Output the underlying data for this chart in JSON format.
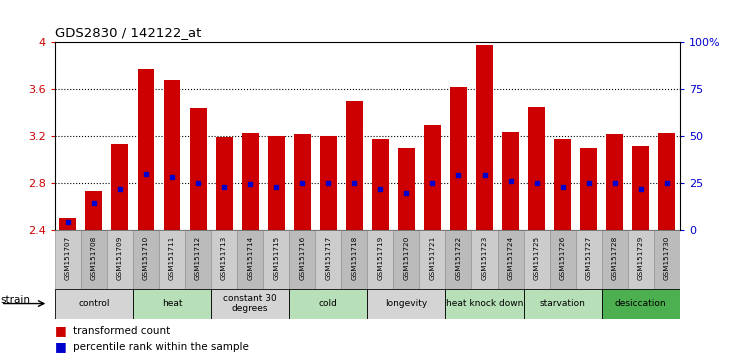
{
  "title": "GDS2830 / 142122_at",
  "samples": [
    "GSM151707",
    "GSM151708",
    "GSM151709",
    "GSM151710",
    "GSM151711",
    "GSM151712",
    "GSM151713",
    "GSM151714",
    "GSM151715",
    "GSM151716",
    "GSM151717",
    "GSM151718",
    "GSM151719",
    "GSM151720",
    "GSM151721",
    "GSM151722",
    "GSM151723",
    "GSM151724",
    "GSM151725",
    "GSM151726",
    "GSM151727",
    "GSM151728",
    "GSM151729",
    "GSM151730"
  ],
  "bar_heights": [
    2.5,
    2.73,
    3.13,
    3.77,
    3.68,
    3.44,
    3.19,
    3.23,
    3.2,
    3.22,
    3.2,
    3.5,
    3.18,
    3.1,
    3.3,
    3.62,
    3.98,
    3.24,
    3.45,
    3.18,
    3.1,
    3.22,
    3.12,
    3.23
  ],
  "blue_dot_y": [
    2.47,
    2.63,
    2.75,
    2.88,
    2.85,
    2.8,
    2.77,
    2.79,
    2.77,
    2.8,
    2.8,
    2.8,
    2.75,
    2.72,
    2.8,
    2.87,
    2.87,
    2.82,
    2.8,
    2.77,
    2.8,
    2.8,
    2.75,
    2.8
  ],
  "bar_color": "#cc0000",
  "dot_color": "#0000cc",
  "ylim": [
    2.4,
    4.0
  ],
  "yticks": [
    2.4,
    2.8,
    3.2,
    3.6,
    4.0
  ],
  "ytick_labels_left": [
    "2.4",
    "2.8",
    "3.2",
    "3.6",
    "4"
  ],
  "right_yticks": [
    0,
    25,
    50,
    75,
    100
  ],
  "right_ytick_labels": [
    "0",
    "25",
    "50",
    "75",
    "100%"
  ],
  "groups": [
    {
      "label": "control",
      "start": 0,
      "end": 2,
      "color": "#d4d4d4"
    },
    {
      "label": "heat",
      "start": 3,
      "end": 5,
      "color": "#b8e0b8"
    },
    {
      "label": "constant 30\ndegrees",
      "start": 6,
      "end": 8,
      "color": "#d4d4d4"
    },
    {
      "label": "cold",
      "start": 9,
      "end": 11,
      "color": "#b8e0b8"
    },
    {
      "label": "longevity",
      "start": 12,
      "end": 14,
      "color": "#d4d4d4"
    },
    {
      "label": "heat knock down",
      "start": 15,
      "end": 17,
      "color": "#b8e0b8"
    },
    {
      "label": "starvation",
      "start": 18,
      "end": 20,
      "color": "#b8e0b8"
    },
    {
      "label": "desiccation",
      "start": 21,
      "end": 23,
      "color": "#4caf50"
    }
  ],
  "bar_width": 0.65,
  "ylabel_left_color": "#cc0000",
  "ylabel_right_color": "#0000cc"
}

------------

Goal of the exercise: Copy the data exactly. Any picture it contains is to be omitted.

Right answer:
Output the underlying data for this chart in JSON format.
{
  "title": "GDS2830 / 142122_at",
  "samples": [
    "GSM151707",
    "GSM151708",
    "GSM151709",
    "GSM151710",
    "GSM151711",
    "GSM151712",
    "GSM151713",
    "GSM151714",
    "GSM151715",
    "GSM151716",
    "GSM151717",
    "GSM151718",
    "GSM151719",
    "GSM151720",
    "GSM151721",
    "GSM151722",
    "GSM151723",
    "GSM151724",
    "GSM151725",
    "GSM151726",
    "GSM151727",
    "GSM151728",
    "GSM151729",
    "GSM151730"
  ],
  "bar_heights": [
    2.5,
    2.73,
    3.13,
    3.77,
    3.68,
    3.44,
    3.19,
    3.23,
    3.2,
    3.22,
    3.2,
    3.5,
    3.18,
    3.1,
    3.3,
    3.62,
    3.98,
    3.24,
    3.45,
    3.18,
    3.1,
    3.22,
    3.12,
    3.23
  ],
  "blue_dot_y": [
    2.47,
    2.63,
    2.75,
    2.88,
    2.85,
    2.8,
    2.77,
    2.79,
    2.77,
    2.8,
    2.8,
    2.8,
    2.75,
    2.72,
    2.8,
    2.87,
    2.87,
    2.82,
    2.8,
    2.77,
    2.8,
    2.8,
    2.75,
    2.8
  ],
  "bar_color": "#cc0000",
  "dot_color": "#0000cc",
  "ylim": [
    2.4,
    4.0
  ],
  "yticks": [
    2.4,
    2.8,
    3.2,
    3.6,
    4.0
  ],
  "ytick_labels_left": [
    "2.4",
    "2.8",
    "3.2",
    "3.6",
    "4"
  ],
  "right_yticks": [
    0,
    25,
    50,
    75,
    100
  ],
  "right_ytick_labels": [
    "0",
    "25",
    "50",
    "75",
    "100%"
  ],
  "groups": [
    {
      "label": "control",
      "start": 0,
      "end": 2,
      "color": "#d4d4d4"
    },
    {
      "label": "heat",
      "start": 3,
      "end": 5,
      "color": "#b8e0b8"
    },
    {
      "label": "constant 30\ndegrees",
      "start": 6,
      "end": 8,
      "color": "#d4d4d4"
    },
    {
      "label": "cold",
      "start": 9,
      "end": 11,
      "color": "#b8e0b8"
    },
    {
      "label": "longevity",
      "start": 12,
      "end": 14,
      "color": "#d4d4d4"
    },
    {
      "label": "heat knock down",
      "start": 15,
      "end": 17,
      "color": "#b8e0b8"
    },
    {
      "label": "starvation",
      "start": 18,
      "end": 20,
      "color": "#b8e0b8"
    },
    {
      "label": "desiccation",
      "start": 21,
      "end": 23,
      "color": "#4caf50"
    }
  ],
  "bar_width": 0.65,
  "ylabel_left_color": "#cc0000",
  "ylabel_right_color": "#0000cc"
}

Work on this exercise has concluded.